*Objective*. Collect from the data below each line with "English".

*Exercise data*.
+---+
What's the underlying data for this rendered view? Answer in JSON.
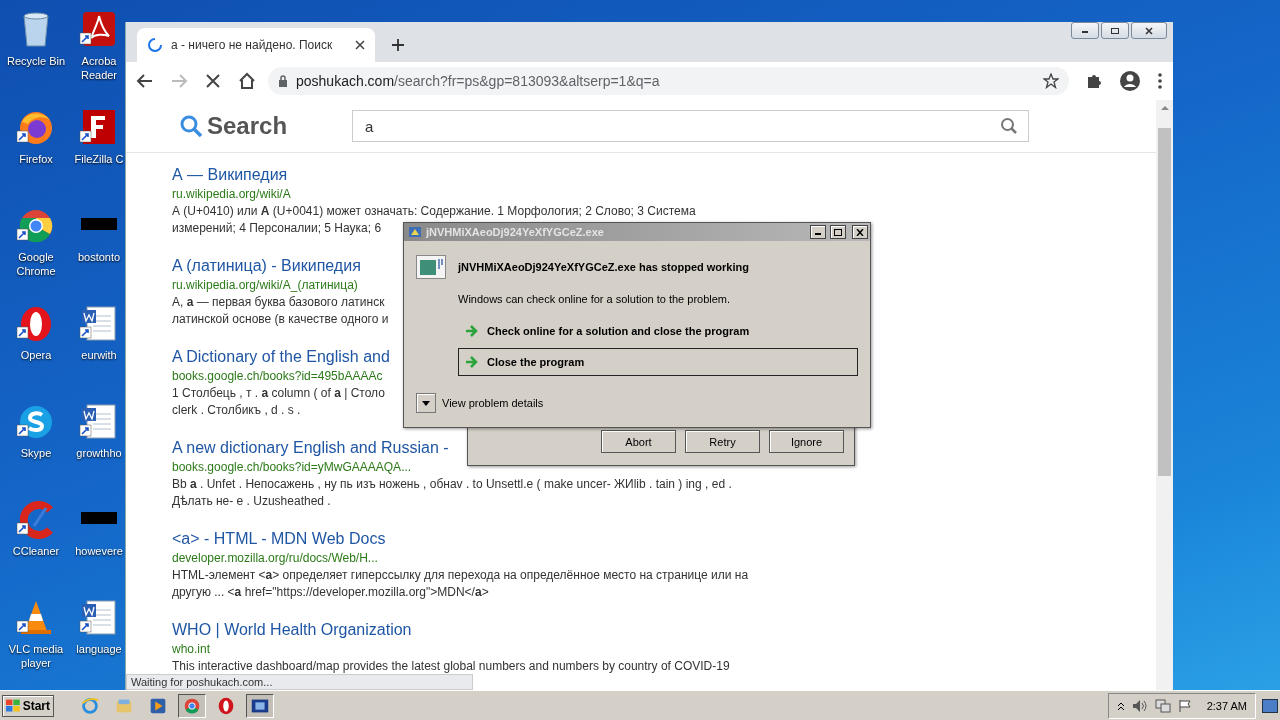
{
  "desktop_icons": [
    {
      "label": "Recycle Bin"
    },
    {
      "label": "Acroba\nReader"
    },
    {
      "label": "Firefox"
    },
    {
      "label": "FileZilla C"
    },
    {
      "label": "Google Chrome"
    },
    {
      "label": "bostonto"
    },
    {
      "label": "Opera"
    },
    {
      "label": "eurwith"
    },
    {
      "label": "Skype"
    },
    {
      "label": "growthho"
    },
    {
      "label": "CCleaner"
    },
    {
      "label": "howevere"
    },
    {
      "label": "VLC media player"
    },
    {
      "label": "language"
    }
  ],
  "browser": {
    "tab_title": "а - ничего не найдено. Поиск",
    "url_host": "poshukach.com",
    "url_path": "/search?fr=ps&gp=813093&altserp=1&q=a",
    "status_bar": "Waiting for poshukach.com..."
  },
  "page": {
    "logo": "Search",
    "query": "a",
    "results": [
      {
        "title": "А — Википедия",
        "url": "ru.wikipedia.org/wiki/A",
        "snippet": [
          "А (U+0410) или **A** (U+0041) может означать: Содержание. 1 Морфология; 2 Слово; 3 Система",
          "измерений; 4 Персоналии; 5 Наука; 6"
        ]
      },
      {
        "title": "A (латиница) - Википедия",
        "url": "ru.wikipedia.org/wiki/A_(латиница)",
        "snippet": [
          "A, **a** — первая буква базового латинск",
          "латинской основе (в качестве одного и"
        ]
      },
      {
        "title": "A Dictionary of the English and",
        "url": "books.google.ch/books?id=495bAAAAc",
        "snippet": [
          "1 Столбець , т . **а** column ( of **а** | Столо",
          "clerk . Столбикъ , d . s ."
        ]
      },
      {
        "title": "A new dictionary English and Russian -",
        "url": "books.google.ch/books?id=yMwGAAAAQA...",
        "snippet": [
          "Bb **а** . Unfet . Непосажень , ну пь изъ ножень , обнav . to Unsettl.e ( make uncer- ЖИlib . tain ) ing , ed .",
          "Дѣлать не- е . Uzusheathed ."
        ]
      },
      {
        "title": "<a> - HTML - MDN Web Docs",
        "url": "developer.mozilla.org/ru/docs/Web/H...",
        "snippet": [
          "HTML-элемент <**a**> определяет гиперссылку для перехода на определённое место на странице или на",
          "другую ... <**a** href=\"https://developer.mozilla.org\">MDN</**a**>"
        ]
      },
      {
        "title": "WHO | World Health Organization",
        "url": "who.int",
        "snippet": [
          "This interactive dashboard/map provides the latest global numbers and numbers by country of COVID-19"
        ]
      }
    ]
  },
  "retry_dialog": {
    "buttons": [
      "Abort",
      "Retry",
      "Ignore"
    ]
  },
  "crash_dialog": {
    "title": "jNVHMiXAeoDj924YeXfYGCeZ.exe",
    "heading": "jNVHMiXAeoDj924YeXfYGCeZ.exe has stopped working",
    "message": "Windows can check online for a solution to the problem.",
    "options": [
      {
        "label": "Check online for a solution and close the program",
        "selected": false
      },
      {
        "label": "Close the program",
        "selected": true
      }
    ],
    "details": "View problem details"
  },
  "taskbar": {
    "start": "Start",
    "items": [
      {
        "active": false
      },
      {
        "active": false
      },
      {
        "active": false
      },
      {
        "active": true
      },
      {
        "active": false
      },
      {
        "active": true
      }
    ],
    "clock": "2:37 AM"
  }
}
+---+
*Output of the task*.
        "title": "A Dictionary of the English and",
        "title": "A new dictionary English and Russian -",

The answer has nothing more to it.